Description of the task: Which lines contain the word "Globale"? Return each of them as written.

Record set:
•••••

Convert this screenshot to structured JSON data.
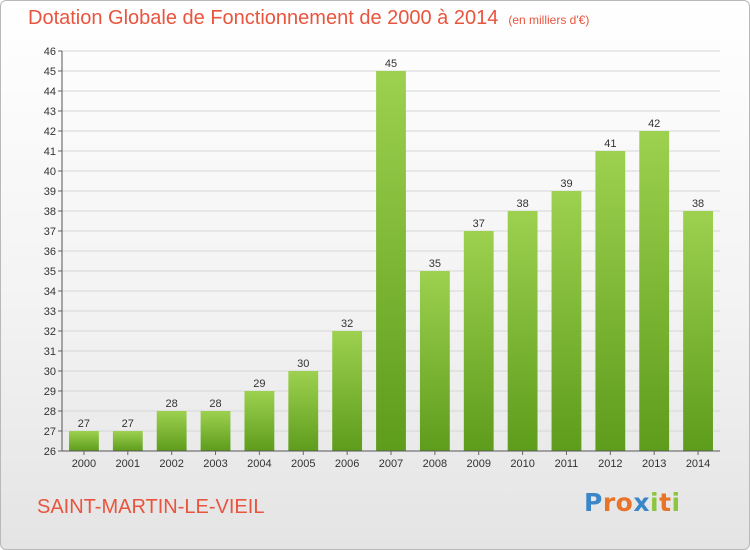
{
  "title": "Dotation Globale de Fonctionnement de 2000 à 2014",
  "subtitle": "(en milliers d'€)",
  "commune": "SAINT-MARTIN-LE-VIEIL",
  "logo": {
    "text": "Proxiti",
    "letters": [
      {
        "char": "P",
        "color": "#3a86c8"
      },
      {
        "char": "r",
        "color": "#e8742a"
      },
      {
        "char": "o",
        "color": "#e8742a"
      },
      {
        "char": "x",
        "color": "#3a86c8"
      },
      {
        "char": "i",
        "color": "#8cc63f"
      },
      {
        "char": "t",
        "color": "#e8742a"
      },
      {
        "char": "i",
        "color": "#8cc63f"
      }
    ]
  },
  "colors": {
    "title": "#e9543e",
    "bar_light": "#9dd14f",
    "bar_dark": "#5e9c1c",
    "grid": "#d6d6d6"
  },
  "chart_data": {
    "type": "bar",
    "title": "Dotation Globale de Fonctionnement de 2000 à 2014",
    "subtitle": "(en milliers d'€)",
    "xlabel": "",
    "ylabel": "",
    "categories": [
      "2000",
      "2001",
      "2002",
      "2003",
      "2004",
      "2005",
      "2006",
      "2007",
      "2008",
      "2009",
      "2010",
      "2011",
      "2012",
      "2013",
      "2014"
    ],
    "values": [
      27,
      27,
      28,
      28,
      29,
      30,
      32,
      45,
      35,
      37,
      38,
      39,
      41,
      42,
      38
    ],
    "ylim": [
      26,
      46
    ],
    "yticks": [
      26,
      27,
      28,
      29,
      30,
      31,
      32,
      33,
      34,
      35,
      36,
      37,
      38,
      39,
      40,
      41,
      42,
      43,
      44,
      45,
      46
    ],
    "grid": true,
    "data_labels": true
  }
}
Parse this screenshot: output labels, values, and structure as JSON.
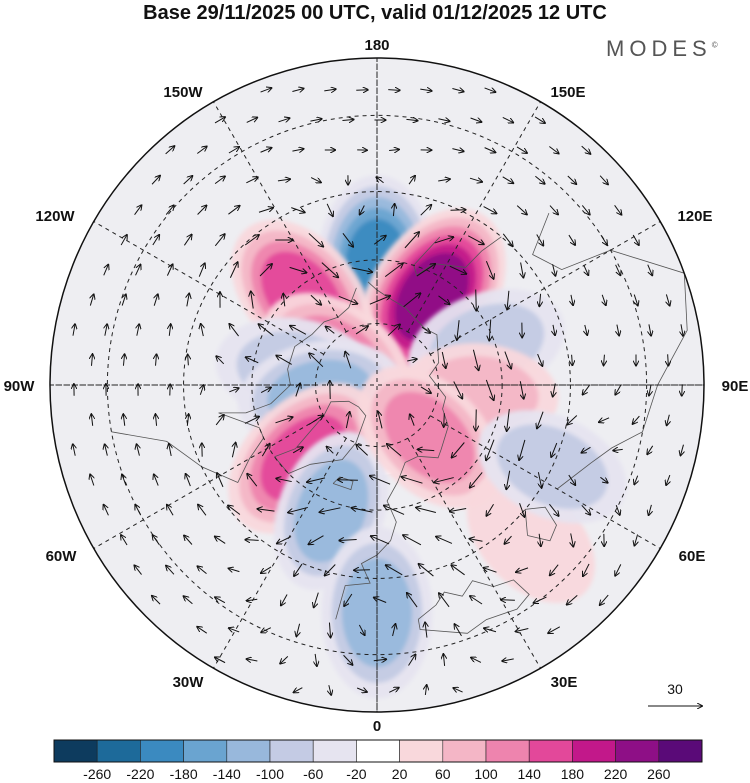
{
  "title": "Base 29/11/2025 00 UTC, valid 01/12/2025 12 UTC",
  "brand": "MODES",
  "brand_mark": "©",
  "map": {
    "projection": "north-polar-stereographic",
    "longitude_labels": {
      "top": "180",
      "top_left": "150W",
      "top_right": "150E",
      "upper_left": "120W",
      "upper_right": "120E",
      "left": "90W",
      "right": "90E",
      "lower_left": "60W",
      "lower_right": "60E",
      "bottom_left": "30W",
      "bottom_right": "30E",
      "bottom": "0"
    },
    "reference_vector_label": "30"
  },
  "colorbar": {
    "tick_labels": [
      "-260",
      "-220",
      "-180",
      "-140",
      "-100",
      "-60",
      "-20",
      "20",
      "60",
      "100",
      "140",
      "180",
      "220",
      "260"
    ],
    "colors": [
      "#0d3b5e",
      "#1d6a9a",
      "#3b8ac0",
      "#6aa4d0",
      "#98b8dc",
      "#c4cbe4",
      "#e6e4f0",
      "#ffffff",
      "#f9d8dc",
      "#f4b6c6",
      "#ee84ae",
      "#e3489a",
      "#c2188a",
      "#8e0f86",
      "#5a0a78"
    ]
  },
  "anomaly_blobs": [
    {
      "value": -200,
      "lon": 180,
      "lat": 62
    },
    {
      "value": 230,
      "lon": 148,
      "lat": 65
    },
    {
      "value": 150,
      "lon": -140,
      "lat": 62
    },
    {
      "value": 110,
      "lon": -125,
      "lat": 78
    },
    {
      "value": -100,
      "lon": -100,
      "lat": 70
    },
    {
      "value": -120,
      "lon": -80,
      "lat": 76
    },
    {
      "value": 170,
      "lon": -45,
      "lat": 65
    },
    {
      "value": -110,
      "lon": -20,
      "lat": 58
    },
    {
      "value": -140,
      "lon": 0,
      "lat": 38
    },
    {
      "value": -100,
      "lon": 110,
      "lat": 62
    },
    {
      "value": 80,
      "lon": 85,
      "lat": 65
    },
    {
      "value": 130,
      "lon": 45,
      "lat": 72
    },
    {
      "value": 60,
      "lon": 45,
      "lat": 40
    },
    {
      "value": -80,
      "lon": 65,
      "lat": 45
    }
  ]
}
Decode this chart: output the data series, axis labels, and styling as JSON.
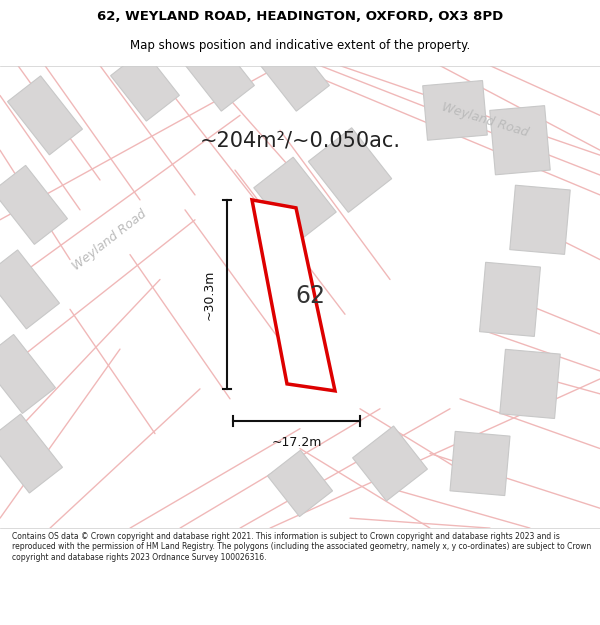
{
  "title_line1": "62, WEYLAND ROAD, HEADINGTON, OXFORD, OX3 8PD",
  "title_line2": "Map shows position and indicative extent of the property.",
  "area_text": "~204m²/~0.050ac.",
  "label_62": "62",
  "dim_height": "~30.3m",
  "dim_width": "~17.2m",
  "road_label_left": "Weyland Road",
  "road_label_top": "Weyland Road",
  "footer_text": "Contains OS data © Crown copyright and database right 2021. This information is subject to Crown copyright and database rights 2023 and is reproduced with the permission of HM Land Registry. The polygons (including the associated geometry, namely x, y co-ordinates) are subject to Crown copyright and database rights 2023 Ordnance Survey 100026316.",
  "map_bg": "#f5f2f2",
  "plot_fill": "#ffffff",
  "plot_edge": "#dd0000",
  "building_fill": "#d8d6d6",
  "building_edge": "#c8c8c8",
  "road_line_color": "#f0b8b8",
  "road_label_color": "#bbbbbb",
  "title_color": "#000000",
  "footer_color": "#222222",
  "dim_color": "#111111"
}
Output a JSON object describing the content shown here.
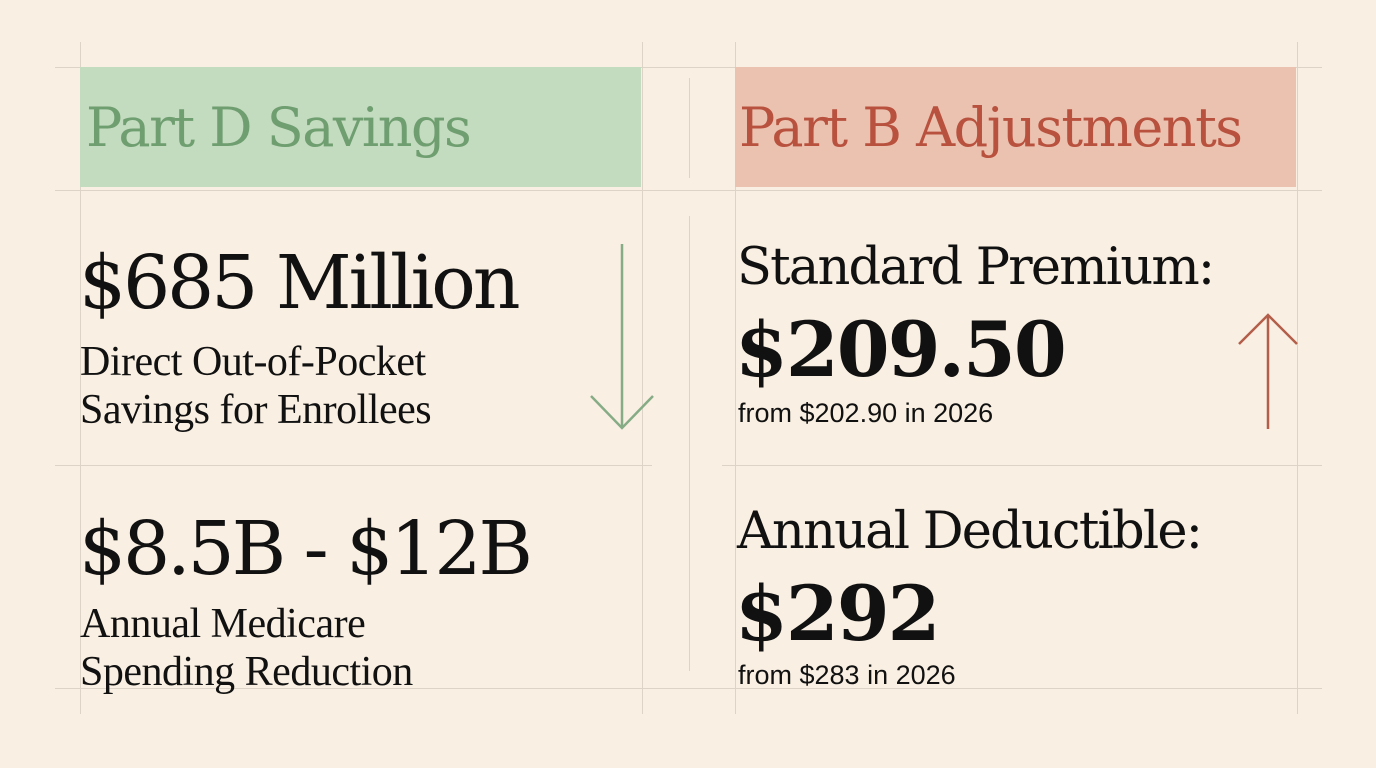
{
  "colors": {
    "background": "#f9efe2",
    "grid": "#ddd3c6",
    "part_d_fill": "#c3dbbe",
    "part_d_text": "#6f9e70",
    "part_b_fill": "#ebc2af",
    "part_b_text": "#b8513e",
    "arrow_down": "#86ac86",
    "arrow_up": "#b35e4b"
  },
  "part_d": {
    "title": "Part D Savings",
    "metric1": {
      "value": "$685 Million",
      "desc_line1": "Direct Out-of-Pocket",
      "desc_line2": "Savings for Enrollees"
    },
    "metric2": {
      "value": "$8.5B - $12B",
      "desc_line1": "Annual Medicare",
      "desc_line2": "Spending Reduction"
    },
    "trend_icon": "arrow-down-icon"
  },
  "part_b": {
    "title": "Part B Adjustments",
    "premium": {
      "label": "Standard Premium:",
      "value": "$209.50",
      "note": "from $202.90 in 2026"
    },
    "deductible": {
      "label": "Annual Deductible:",
      "value": "$292",
      "note": "from $283 in 2026"
    },
    "trend_icon": "arrow-up-icon"
  }
}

•••••

Written solution:
  "title": "Dotation Globale de Fonctionnement de 2000 à 2014",
    "title": "Dotation Globale de Fonctionnement de 2000 à 2014",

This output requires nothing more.